## Work required
Write out the whole listing again, exactly as given.
## Begin Records for this exercise
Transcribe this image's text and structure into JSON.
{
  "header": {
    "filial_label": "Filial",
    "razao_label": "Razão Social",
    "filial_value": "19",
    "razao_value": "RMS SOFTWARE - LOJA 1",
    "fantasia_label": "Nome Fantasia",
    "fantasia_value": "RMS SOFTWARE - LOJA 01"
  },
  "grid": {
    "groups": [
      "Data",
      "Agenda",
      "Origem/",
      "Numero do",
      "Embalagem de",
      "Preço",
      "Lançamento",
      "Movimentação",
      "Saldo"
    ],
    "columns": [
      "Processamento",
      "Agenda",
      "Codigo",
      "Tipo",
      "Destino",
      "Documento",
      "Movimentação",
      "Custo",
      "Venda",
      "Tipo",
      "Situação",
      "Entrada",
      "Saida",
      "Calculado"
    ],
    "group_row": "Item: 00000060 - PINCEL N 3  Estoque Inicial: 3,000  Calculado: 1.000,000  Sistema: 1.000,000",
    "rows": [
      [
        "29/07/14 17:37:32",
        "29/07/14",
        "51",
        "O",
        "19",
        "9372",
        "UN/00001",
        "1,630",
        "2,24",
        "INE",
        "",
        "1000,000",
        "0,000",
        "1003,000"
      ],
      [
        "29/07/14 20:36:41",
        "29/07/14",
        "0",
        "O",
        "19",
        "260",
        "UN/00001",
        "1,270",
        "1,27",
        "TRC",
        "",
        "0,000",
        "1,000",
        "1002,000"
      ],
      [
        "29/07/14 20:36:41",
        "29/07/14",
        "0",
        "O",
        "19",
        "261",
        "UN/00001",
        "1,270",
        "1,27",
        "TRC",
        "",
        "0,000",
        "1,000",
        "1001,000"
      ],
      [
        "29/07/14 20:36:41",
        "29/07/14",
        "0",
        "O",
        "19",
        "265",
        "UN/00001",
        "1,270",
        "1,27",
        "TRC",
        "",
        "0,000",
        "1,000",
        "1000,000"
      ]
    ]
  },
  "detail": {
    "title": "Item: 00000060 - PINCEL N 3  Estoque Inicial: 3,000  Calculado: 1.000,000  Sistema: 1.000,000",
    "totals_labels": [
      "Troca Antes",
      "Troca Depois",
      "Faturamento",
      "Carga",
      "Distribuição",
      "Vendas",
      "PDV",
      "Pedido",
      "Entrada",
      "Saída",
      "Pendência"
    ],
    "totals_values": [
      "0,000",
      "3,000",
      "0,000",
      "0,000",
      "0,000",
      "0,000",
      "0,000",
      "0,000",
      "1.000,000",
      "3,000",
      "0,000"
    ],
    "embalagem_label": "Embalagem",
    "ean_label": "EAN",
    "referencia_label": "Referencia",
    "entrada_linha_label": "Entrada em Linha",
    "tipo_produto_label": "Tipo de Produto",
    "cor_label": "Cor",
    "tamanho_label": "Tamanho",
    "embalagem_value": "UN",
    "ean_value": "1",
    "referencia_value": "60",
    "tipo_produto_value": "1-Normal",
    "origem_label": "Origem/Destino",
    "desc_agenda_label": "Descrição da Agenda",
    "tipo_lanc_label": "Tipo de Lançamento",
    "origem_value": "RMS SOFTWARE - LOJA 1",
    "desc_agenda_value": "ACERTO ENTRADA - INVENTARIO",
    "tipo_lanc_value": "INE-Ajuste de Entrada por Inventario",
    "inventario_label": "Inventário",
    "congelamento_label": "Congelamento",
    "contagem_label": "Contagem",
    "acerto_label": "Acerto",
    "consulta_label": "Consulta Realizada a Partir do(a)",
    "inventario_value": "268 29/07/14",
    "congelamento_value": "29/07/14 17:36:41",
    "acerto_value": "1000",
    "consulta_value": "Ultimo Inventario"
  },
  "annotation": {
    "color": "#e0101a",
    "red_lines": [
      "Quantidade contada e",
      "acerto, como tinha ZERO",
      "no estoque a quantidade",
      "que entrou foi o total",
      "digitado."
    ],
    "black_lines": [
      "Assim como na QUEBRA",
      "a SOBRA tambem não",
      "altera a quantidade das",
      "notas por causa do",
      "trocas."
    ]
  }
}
## End Records for this exercise
## Exercise result
Transcribe this image's text and structure into JSON.
{
  "header": {
    "filial_label": "Filial",
    "razao_label": "Razão Social",
    "filial_value": "19",
    "razao_value": "RMS SOFTWARE - LOJA 1",
    "fantasia_label": "Nome Fantasia",
    "fantasia_value": "RMS SOFTWARE - LOJA 01"
  },
  "grid": {
    "groups": [
      "Data",
      "Agenda",
      "Origem/",
      "Numero do",
      "Embalagem de",
      "Preço",
      "Lançamento",
      "Movimentação",
      "Saldo"
    ],
    "columns": [
      "Processamento",
      "Agenda",
      "Codigo",
      "Tipo",
      "Destino",
      "Documento",
      "Movimentação",
      "Custo",
      "Venda",
      "Tipo",
      "Situação",
      "Entrada",
      "Saida",
      "Calculado"
    ],
    "group_row": "Item: 00000060 - PINCEL N 3  Estoque Inicial: 3,000  Calculado: 1.000,000  Sistema: 1.000,000",
    "rows": [
      [
        "29/07/14 17:37:32",
        "29/07/14",
        "51",
        "O",
        "19",
        "9372",
        "UN/00001",
        "1,630",
        "2,24",
        "INE",
        "",
        "1000,000",
        "0,000",
        "1003,000"
      ],
      [
        "29/07/14 20:36:41",
        "29/07/14",
        "0",
        "O",
        "19",
        "260",
        "UN/00001",
        "1,270",
        "1,27",
        "TRC",
        "",
        "0,000",
        "1,000",
        "1002,000"
      ],
      [
        "29/07/14 20:36:41",
        "29/07/14",
        "0",
        "O",
        "19",
        "261",
        "UN/00001",
        "1,270",
        "1,27",
        "TRC",
        "",
        "0,000",
        "1,000",
        "1001,000"
      ],
      [
        "29/07/14 20:36:41",
        "29/07/14",
        "0",
        "O",
        "19",
        "265",
        "UN/00001",
        "1,270",
        "1,27",
        "TRC",
        "",
        "0,000",
        "1,000",
        "1000,000"
      ]
    ]
  },
  "detail": {
    "title": "Item: 00000060 - PINCEL N 3  Estoque Inicial: 3,000  Calculado: 1.000,000  Sistema: 1.000,000",
    "totals_labels": [
      "Troca Antes",
      "Troca Depois",
      "Faturamento",
      "Carga",
      "Distribuição",
      "Vendas",
      "PDV",
      "Pedido",
      "Entrada",
      "Saída",
      "Pendência"
    ],
    "totals_values": [
      "0,000",
      "3,000",
      "0,000",
      "0,000",
      "0,000",
      "0,000",
      "0,000",
      "0,000",
      "1.000,000",
      "3,000",
      "0,000"
    ],
    "embalagem_label": "Embalagem",
    "ean_label": "EAN",
    "referencia_label": "Referencia",
    "entrada_linha_label": "Entrada em Linha",
    "tipo_produto_label": "Tipo de Produto",
    "cor_label": "Cor",
    "tamanho_label": "Tamanho",
    "embalagem_value": "UN",
    "ean_value": "1",
    "referencia_value": "60",
    "tipo_produto_value": "1-Normal",
    "origem_label": "Origem/Destino",
    "desc_agenda_label": "Descrição da Agenda",
    "tipo_lanc_label": "Tipo de Lançamento",
    "origem_value": "RMS SOFTWARE - LOJA 1",
    "desc_agenda_value": "ACERTO ENTRADA - INVENTARIO",
    "tipo_lanc_value": "INE-Ajuste de Entrada por Inventario",
    "inventario_label": "Inventário",
    "congelamento_label": "Congelamento",
    "contagem_label": "Contagem",
    "acerto_label": "Acerto",
    "consulta_label": "Consulta Realizada a Partir do(a)",
    "inventario_value": "268 29/07/14",
    "congelamento_value": "29/07/14 17:36:41",
    "acerto_value": "1000",
    "consulta_value": "Ultimo Inventario"
  },
  "annotation": {
    "color": "#e0101a",
    "red_lines": [
      "Quantidade contada e",
      "acerto, como tinha ZERO",
      "no estoque a quantidade",
      "que entrou foi o total",
      "digitado."
    ],
    "black_lines": [
      "Assim como na QUEBRA",
      "a SOBRA tambem não",
      "altera a quantidade das",
      "notas por causa do",
      "trocas."
    ]
  }
}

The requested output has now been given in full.